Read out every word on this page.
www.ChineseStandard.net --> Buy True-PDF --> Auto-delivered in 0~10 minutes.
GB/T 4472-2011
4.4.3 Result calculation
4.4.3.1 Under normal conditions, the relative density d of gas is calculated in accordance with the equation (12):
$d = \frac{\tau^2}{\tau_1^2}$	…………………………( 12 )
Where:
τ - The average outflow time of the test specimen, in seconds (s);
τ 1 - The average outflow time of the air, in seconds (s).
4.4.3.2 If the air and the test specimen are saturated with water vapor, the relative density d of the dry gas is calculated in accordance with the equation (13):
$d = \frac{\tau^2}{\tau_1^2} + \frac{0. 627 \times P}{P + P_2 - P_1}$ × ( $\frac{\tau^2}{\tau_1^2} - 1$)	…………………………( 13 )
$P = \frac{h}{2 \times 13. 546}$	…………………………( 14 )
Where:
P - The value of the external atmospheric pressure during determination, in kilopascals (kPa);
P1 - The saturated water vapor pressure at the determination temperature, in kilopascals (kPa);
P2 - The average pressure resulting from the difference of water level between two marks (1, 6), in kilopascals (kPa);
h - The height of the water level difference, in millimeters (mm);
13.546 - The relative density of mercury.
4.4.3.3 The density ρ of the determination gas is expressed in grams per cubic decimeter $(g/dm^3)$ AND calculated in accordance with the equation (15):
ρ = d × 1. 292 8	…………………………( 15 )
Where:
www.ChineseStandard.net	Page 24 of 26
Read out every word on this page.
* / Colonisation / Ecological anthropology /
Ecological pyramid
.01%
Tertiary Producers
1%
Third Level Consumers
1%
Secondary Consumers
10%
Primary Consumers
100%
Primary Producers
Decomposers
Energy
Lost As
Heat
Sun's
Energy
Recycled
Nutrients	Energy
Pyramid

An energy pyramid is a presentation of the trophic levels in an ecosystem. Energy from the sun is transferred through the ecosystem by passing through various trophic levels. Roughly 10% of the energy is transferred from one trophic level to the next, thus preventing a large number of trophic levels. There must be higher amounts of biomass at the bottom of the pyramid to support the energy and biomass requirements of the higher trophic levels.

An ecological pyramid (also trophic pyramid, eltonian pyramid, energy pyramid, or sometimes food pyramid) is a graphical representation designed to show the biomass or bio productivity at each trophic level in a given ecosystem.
——————
» **THE TASK**
Write out every entry exactly as given.

» **EXERCISE SOLUTION**
Read out every word on this page.
www.ChineseStandard.net --> Buy True-PDF --> Auto-delivered in 0~10 minutes.
GB/T 4472-2011
4.4.3 Result calculation
4.4.3.1 Under normal conditions, the relative density d of gas is calculated in accordance with the equation (12):
$d = \frac{\tau^2}{\tau_1^2}$	…………………………( 12 )
Where:
τ - The average outflow time of the test specimen, in seconds (s);
τ 1 - The average outflow time of the air, in seconds (s).
4.4.3.2 If the air and the test specimen are saturated with water vapor, the relative density d of the dry gas is calculated in accordance with the equation (13):
$d = \frac{\tau^2}{\tau_1^2} + \frac{0. 627 \times P}{P + P_2 - P_1}$ × ( $\frac{\tau^2}{\tau_1^2} - 1$)	…………………………( 13 )
$P = \frac{h}{2 \times 13. 546}$	…………………………( 14 )
Where:
P - The value of the external atmospheric pressure during determination, in kilopascals (kPa);
P1 - The saturated water vapor pressure at the determination temperature, in kilopascals (kPa);
P2 - The average pressure resulting from the difference of water level between two marks (1, 6), in kilopascals (kPa);
h - The height of the water level difference, in millimeters (mm);
13.546 - The relative density of mercury.
4.4.3.3 The density ρ of the determination gas is expressed in grams per cubic decimeter $(g/dm^3)$ AND calculated in accordance with the equation (15):
ρ = d × 1. 292 8	…………………………( 15 )
Where:
www.ChineseStandard.net	Page 24 of 26
Read out every word on this page.
* / Colonisation / Ecological anthropology /
Ecological pyramid
.01%
Tertiary Producers
1%
Third Level Consumers
1%
Secondary Consumers
10%
Primary Consumers
100%
Primary Producers
Decomposers
Energy
Lost As
Heat
Sun's
Energy
Recycled
Nutrients	Energy
Pyramid

An energy pyramid is a presentation of the trophic levels in an ecosystem. Energy from the sun is transferred through the ecosystem by passing through various trophic levels. Roughly 10% of the energy is transferred from one trophic level to the next, thus preventing a large number of trophic levels. There must be higher amounts of biomass at the bottom of the pyramid to support the energy and biomass requirements of the higher trophic levels.

An ecological pyramid (also trophic pyramid, eltonian pyramid, energy pyramid, or sometimes food pyramid) is a graphical representation designed to show the biomass or bio productivity at each trophic level in a given ecosystem.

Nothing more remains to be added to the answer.